### What is asked
In the data below, find every line that has the string "Tuesday", and copy it.

### Dataset records
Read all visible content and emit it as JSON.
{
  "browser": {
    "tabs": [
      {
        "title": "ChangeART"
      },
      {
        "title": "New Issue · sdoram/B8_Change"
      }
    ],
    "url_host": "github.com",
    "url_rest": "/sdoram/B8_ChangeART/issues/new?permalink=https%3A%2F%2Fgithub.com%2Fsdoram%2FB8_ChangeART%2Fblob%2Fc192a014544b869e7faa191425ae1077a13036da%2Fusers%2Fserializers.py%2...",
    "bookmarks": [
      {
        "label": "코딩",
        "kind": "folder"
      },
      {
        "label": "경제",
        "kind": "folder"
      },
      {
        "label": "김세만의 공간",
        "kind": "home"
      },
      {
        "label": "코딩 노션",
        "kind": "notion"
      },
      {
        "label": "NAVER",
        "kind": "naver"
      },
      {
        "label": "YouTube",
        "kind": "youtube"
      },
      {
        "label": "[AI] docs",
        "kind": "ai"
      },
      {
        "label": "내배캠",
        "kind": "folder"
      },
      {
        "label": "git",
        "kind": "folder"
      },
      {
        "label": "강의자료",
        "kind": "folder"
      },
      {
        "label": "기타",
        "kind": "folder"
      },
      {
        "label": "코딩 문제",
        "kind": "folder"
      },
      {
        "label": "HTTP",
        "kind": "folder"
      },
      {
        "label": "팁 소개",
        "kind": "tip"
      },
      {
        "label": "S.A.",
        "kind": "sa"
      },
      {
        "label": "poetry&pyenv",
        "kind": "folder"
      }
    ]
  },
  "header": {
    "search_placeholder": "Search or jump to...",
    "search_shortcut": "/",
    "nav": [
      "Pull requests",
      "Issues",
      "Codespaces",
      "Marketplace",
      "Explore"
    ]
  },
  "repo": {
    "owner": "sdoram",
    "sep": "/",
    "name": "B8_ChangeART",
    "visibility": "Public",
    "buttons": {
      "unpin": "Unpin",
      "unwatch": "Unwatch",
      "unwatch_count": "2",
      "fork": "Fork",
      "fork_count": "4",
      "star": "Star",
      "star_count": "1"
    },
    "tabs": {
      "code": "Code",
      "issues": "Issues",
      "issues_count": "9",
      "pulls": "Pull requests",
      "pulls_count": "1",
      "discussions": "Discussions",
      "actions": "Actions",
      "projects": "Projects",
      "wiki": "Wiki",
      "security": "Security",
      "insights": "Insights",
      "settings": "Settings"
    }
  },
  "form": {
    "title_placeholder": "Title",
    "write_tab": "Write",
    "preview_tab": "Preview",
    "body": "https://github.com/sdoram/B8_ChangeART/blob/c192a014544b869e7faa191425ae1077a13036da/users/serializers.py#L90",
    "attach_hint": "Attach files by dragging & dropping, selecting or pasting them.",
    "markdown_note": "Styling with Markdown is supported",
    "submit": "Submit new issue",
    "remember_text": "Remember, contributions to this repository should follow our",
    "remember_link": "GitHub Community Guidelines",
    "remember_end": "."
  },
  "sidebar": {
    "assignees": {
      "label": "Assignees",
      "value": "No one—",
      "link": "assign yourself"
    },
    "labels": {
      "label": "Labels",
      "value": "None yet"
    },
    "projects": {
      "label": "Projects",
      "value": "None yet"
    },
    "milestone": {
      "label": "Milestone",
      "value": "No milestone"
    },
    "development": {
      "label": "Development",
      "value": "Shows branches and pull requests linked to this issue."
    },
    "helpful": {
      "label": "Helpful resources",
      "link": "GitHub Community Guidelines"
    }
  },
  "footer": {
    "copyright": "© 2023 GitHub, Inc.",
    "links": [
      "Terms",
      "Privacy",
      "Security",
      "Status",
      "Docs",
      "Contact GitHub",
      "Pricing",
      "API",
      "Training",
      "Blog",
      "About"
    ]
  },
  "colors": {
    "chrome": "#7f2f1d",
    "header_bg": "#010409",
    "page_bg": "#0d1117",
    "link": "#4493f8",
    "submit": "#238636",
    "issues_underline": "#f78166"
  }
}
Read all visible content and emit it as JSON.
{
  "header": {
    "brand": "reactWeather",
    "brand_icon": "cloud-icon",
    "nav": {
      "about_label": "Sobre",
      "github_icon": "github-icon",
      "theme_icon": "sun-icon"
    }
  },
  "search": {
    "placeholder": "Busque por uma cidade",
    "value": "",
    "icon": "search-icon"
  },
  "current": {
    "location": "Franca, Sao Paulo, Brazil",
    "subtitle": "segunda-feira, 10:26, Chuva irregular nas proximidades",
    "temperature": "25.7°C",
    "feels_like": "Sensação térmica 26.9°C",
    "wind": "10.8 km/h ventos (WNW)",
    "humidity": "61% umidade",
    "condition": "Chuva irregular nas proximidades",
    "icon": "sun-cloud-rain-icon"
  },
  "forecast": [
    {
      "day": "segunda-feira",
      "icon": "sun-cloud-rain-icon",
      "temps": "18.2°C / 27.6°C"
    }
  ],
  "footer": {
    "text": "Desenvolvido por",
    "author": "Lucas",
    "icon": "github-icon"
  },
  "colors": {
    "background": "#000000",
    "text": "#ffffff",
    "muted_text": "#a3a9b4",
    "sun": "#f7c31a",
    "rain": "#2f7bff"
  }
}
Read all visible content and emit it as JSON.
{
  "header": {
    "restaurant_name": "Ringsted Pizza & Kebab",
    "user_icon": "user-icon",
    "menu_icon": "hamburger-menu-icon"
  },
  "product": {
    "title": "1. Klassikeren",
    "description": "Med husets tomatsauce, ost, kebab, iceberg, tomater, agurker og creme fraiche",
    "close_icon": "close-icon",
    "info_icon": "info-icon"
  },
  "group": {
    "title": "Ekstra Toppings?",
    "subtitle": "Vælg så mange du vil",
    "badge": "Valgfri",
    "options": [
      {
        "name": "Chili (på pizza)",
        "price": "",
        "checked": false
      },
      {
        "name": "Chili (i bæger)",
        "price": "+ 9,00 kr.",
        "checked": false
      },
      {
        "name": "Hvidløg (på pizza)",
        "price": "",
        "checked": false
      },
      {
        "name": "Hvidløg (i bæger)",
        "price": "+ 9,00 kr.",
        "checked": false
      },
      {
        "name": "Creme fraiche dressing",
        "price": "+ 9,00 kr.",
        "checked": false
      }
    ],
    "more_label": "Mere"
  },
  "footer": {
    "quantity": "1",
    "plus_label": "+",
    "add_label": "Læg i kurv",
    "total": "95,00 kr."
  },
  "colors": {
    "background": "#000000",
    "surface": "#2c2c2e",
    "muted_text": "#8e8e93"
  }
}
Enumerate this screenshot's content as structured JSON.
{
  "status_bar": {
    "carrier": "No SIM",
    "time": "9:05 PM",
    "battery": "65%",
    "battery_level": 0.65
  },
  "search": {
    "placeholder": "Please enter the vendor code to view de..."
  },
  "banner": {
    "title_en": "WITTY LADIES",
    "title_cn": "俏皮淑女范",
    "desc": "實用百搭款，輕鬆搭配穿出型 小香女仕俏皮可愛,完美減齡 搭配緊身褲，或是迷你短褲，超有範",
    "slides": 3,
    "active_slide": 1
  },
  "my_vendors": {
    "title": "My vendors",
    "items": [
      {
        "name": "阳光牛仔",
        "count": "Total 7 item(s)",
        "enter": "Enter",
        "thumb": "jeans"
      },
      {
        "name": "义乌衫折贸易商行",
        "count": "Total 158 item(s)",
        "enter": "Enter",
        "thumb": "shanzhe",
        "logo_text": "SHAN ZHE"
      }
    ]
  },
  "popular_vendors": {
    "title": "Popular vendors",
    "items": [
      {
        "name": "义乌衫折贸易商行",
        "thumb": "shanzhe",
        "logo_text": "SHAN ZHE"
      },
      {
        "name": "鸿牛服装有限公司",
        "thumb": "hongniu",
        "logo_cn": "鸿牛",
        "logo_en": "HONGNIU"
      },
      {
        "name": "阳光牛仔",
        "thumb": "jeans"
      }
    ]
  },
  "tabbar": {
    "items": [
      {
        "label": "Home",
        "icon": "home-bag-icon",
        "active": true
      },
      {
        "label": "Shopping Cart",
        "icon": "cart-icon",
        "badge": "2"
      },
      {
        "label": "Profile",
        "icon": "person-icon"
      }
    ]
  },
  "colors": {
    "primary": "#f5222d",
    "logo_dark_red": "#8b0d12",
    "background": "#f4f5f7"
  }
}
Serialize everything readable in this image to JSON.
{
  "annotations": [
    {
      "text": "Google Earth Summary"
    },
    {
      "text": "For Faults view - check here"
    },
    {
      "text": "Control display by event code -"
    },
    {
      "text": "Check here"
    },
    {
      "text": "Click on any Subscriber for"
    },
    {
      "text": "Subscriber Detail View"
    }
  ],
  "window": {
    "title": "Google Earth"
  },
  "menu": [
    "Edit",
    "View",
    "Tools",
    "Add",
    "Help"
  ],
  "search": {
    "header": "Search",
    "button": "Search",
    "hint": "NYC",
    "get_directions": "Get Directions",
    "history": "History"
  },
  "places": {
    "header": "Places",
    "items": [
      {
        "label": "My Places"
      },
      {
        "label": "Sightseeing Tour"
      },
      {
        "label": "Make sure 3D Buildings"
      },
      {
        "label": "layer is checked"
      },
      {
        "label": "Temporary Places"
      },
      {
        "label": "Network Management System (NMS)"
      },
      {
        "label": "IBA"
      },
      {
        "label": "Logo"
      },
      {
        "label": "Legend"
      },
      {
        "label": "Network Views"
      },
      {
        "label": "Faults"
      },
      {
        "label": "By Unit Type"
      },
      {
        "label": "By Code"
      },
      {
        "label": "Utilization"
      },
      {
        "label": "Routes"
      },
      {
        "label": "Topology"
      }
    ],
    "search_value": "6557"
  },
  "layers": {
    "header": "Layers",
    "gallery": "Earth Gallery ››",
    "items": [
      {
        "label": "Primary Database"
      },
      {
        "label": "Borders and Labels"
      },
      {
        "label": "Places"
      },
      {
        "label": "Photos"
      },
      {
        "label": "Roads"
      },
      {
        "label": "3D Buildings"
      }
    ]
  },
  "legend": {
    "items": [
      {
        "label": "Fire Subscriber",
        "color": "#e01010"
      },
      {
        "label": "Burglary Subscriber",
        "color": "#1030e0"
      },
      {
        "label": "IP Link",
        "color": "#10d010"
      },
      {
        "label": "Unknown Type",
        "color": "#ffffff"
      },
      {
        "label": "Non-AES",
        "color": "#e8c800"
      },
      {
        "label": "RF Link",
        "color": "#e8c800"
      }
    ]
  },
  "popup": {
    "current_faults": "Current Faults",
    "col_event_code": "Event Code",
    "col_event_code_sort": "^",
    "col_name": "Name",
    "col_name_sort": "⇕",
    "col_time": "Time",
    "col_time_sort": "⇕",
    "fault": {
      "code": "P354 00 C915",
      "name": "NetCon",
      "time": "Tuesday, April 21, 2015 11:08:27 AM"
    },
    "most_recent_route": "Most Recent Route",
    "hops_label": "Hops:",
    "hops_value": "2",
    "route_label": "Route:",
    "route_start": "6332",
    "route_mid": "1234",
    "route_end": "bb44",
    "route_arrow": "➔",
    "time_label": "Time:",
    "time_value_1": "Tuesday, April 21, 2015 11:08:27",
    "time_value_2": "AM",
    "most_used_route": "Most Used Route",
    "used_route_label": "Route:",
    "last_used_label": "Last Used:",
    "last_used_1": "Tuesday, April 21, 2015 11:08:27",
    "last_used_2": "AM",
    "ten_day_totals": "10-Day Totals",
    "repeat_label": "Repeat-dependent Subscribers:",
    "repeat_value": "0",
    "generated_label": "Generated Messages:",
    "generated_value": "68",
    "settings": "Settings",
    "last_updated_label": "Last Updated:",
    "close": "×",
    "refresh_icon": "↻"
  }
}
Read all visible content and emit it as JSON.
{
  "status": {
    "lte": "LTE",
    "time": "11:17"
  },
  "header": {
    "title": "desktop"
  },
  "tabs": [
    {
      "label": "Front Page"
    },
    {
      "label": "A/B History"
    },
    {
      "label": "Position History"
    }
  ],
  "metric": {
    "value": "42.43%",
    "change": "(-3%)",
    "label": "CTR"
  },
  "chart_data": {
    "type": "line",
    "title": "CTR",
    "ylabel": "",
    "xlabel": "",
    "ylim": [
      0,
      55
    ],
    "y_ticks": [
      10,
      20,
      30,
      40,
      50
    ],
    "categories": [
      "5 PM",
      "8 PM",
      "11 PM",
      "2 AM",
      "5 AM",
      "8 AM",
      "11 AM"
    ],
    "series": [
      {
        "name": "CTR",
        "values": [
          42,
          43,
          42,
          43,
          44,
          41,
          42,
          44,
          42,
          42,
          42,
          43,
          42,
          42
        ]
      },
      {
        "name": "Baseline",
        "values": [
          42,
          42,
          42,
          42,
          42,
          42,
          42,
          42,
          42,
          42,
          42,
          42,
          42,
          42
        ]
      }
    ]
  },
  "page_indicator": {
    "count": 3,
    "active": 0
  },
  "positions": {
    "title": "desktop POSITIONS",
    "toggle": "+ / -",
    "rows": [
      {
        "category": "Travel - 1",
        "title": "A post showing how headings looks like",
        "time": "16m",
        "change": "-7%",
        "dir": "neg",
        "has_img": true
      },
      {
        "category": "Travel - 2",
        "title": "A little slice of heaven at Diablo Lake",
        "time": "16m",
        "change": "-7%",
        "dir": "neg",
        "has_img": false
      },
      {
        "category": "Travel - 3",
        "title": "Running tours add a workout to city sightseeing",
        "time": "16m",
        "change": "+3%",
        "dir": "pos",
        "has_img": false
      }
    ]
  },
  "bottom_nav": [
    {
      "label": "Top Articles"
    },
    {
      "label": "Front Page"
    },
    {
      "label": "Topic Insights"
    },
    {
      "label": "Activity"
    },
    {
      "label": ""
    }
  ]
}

### Solution for this problem
      "time": "Tuesday, April 21, 2015 11:08:27 AM"
    "time_value_1": "Tuesday, April 21, 2015 11:08:27",
    "last_used_1": "Tuesday, April 21, 2015 11:08:27",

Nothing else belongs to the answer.